| Goal |
Tell how many lines in the data below include the word "patientnamndenstockholm". The answer is the number only.

========================================================================

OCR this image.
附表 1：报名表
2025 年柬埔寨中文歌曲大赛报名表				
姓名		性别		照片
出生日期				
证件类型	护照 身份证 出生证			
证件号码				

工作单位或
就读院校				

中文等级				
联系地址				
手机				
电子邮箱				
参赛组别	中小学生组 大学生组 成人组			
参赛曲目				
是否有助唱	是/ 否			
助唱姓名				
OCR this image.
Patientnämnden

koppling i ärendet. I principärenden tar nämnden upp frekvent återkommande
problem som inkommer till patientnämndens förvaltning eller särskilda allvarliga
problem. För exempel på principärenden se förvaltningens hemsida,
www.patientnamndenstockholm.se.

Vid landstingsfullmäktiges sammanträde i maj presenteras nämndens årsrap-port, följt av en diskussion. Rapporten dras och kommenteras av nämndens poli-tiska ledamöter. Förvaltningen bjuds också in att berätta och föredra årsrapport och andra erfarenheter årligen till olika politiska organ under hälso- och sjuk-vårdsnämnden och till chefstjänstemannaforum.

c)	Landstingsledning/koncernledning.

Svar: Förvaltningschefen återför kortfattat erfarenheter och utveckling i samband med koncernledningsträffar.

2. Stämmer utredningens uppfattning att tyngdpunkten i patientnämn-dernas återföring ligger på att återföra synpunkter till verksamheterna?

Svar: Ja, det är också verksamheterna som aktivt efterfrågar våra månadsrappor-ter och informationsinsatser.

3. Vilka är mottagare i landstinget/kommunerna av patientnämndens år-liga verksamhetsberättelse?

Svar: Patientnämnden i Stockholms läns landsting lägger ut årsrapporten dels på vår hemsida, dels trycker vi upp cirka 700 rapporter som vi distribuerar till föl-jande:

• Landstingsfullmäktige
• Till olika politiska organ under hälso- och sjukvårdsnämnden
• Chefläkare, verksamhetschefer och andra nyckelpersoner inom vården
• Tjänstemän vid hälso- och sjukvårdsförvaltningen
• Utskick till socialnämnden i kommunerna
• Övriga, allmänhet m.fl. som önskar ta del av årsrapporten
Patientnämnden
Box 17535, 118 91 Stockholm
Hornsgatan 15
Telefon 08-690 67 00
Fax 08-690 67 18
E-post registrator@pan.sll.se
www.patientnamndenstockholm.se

========================================================================

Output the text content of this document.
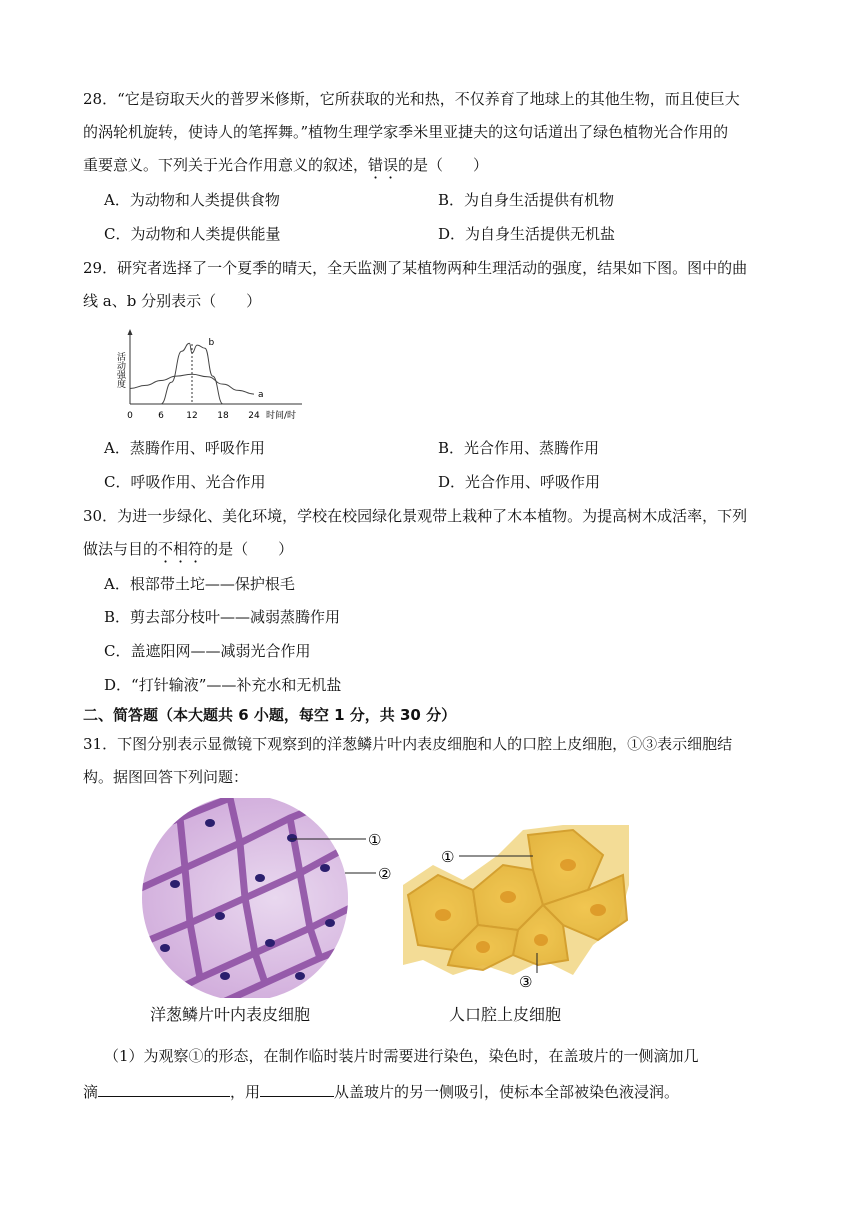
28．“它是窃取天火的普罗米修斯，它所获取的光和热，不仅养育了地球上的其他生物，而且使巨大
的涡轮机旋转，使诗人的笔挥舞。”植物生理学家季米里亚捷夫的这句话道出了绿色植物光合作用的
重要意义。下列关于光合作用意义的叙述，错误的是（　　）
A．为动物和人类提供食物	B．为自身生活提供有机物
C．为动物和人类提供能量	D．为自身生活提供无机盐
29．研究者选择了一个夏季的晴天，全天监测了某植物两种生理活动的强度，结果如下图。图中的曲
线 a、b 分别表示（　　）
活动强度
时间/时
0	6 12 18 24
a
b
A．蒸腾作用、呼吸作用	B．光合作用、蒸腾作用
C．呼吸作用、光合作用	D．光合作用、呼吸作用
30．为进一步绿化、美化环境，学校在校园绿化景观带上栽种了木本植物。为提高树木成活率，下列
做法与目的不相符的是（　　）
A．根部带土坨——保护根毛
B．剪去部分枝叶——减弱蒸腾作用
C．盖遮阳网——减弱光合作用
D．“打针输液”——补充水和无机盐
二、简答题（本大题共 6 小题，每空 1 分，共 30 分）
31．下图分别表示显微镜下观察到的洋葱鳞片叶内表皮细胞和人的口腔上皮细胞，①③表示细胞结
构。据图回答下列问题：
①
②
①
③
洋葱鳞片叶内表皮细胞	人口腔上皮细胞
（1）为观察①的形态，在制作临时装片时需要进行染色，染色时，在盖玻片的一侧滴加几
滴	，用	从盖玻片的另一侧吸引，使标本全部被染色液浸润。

========================================================================

| Result below |
2